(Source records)
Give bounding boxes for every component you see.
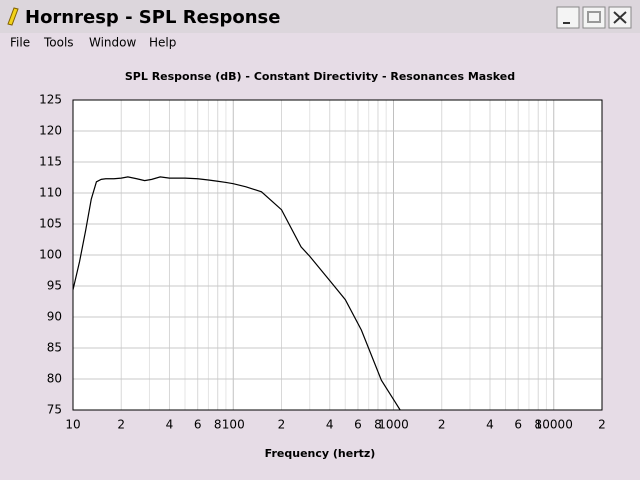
menu-bar (0, 33, 640, 53)
x-tick-label: 8 (214, 418, 222, 432)
maximize-button[interactable] (582, 6, 606, 29)
x-tick-label: 2 (117, 418, 125, 432)
x-tick-label: 2 (438, 418, 446, 432)
x-tick-label: 2 (278, 418, 286, 432)
y-tick-label: 90 (47, 310, 62, 324)
x-tick-label: 10000 (535, 418, 573, 432)
x-tick-label: 4 (486, 418, 494, 432)
x-tick-label: 6 (354, 418, 362, 432)
minimize-button[interactable] (556, 6, 580, 29)
y-tick-label: 110 (39, 186, 62, 200)
menu-item[interactable]: File (10, 36, 30, 50)
x-tick-label: 100 (222, 418, 245, 432)
x-tick-label: 1000 (378, 418, 409, 432)
x-axis-label: Frequency (hertz) (265, 447, 376, 460)
chart-title: SPL Response (dB) - Constant Directivity… (125, 70, 515, 83)
title-bar (0, 0, 640, 33)
y-tick-label: 95 (47, 279, 62, 293)
menu-item[interactable]: Tools (43, 36, 74, 50)
y-tick-label: 85 (47, 341, 62, 355)
x-tick-label: 6 (514, 418, 522, 432)
app-icon (7, 7, 19, 26)
spl-curve (73, 176, 401, 410)
plot-frame (72, 99, 603, 411)
window-title: Hornresp - SPL Response (25, 7, 280, 28)
x-tick-label: 8 (374, 418, 382, 432)
window-buttons[interactable] (556, 6, 632, 29)
x-tick-label: 2 (598, 418, 606, 432)
x-tick-label: 4 (326, 418, 334, 432)
y-tick-label: 120 (39, 124, 62, 138)
menu-item[interactable]: Window (89, 36, 137, 50)
x-tick-label: 4 (166, 418, 174, 432)
y-tick-label: 80 (47, 372, 62, 386)
x-tick-label: 6 (194, 418, 202, 432)
y-tick-label: 125 (39, 93, 62, 107)
y-tick-label: 75 (47, 403, 62, 417)
menu: File Tools Window Help (10, 36, 176, 50)
x-tick-label: 10 (65, 418, 80, 432)
menu-item[interactable]: Help (149, 36, 176, 50)
y-tick-label: 105 (39, 217, 62, 231)
plot (73, 176, 401, 410)
y-tick-label: 115 (39, 155, 62, 169)
x-tick-label: 8 (534, 418, 542, 432)
y-tick-label: 100 (39, 248, 62, 262)
grid (72, 99, 603, 411)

◆ Problem
How many lines in the source records above contain the word "Help"? Reply with the number alone.

◆ Completed exercise
2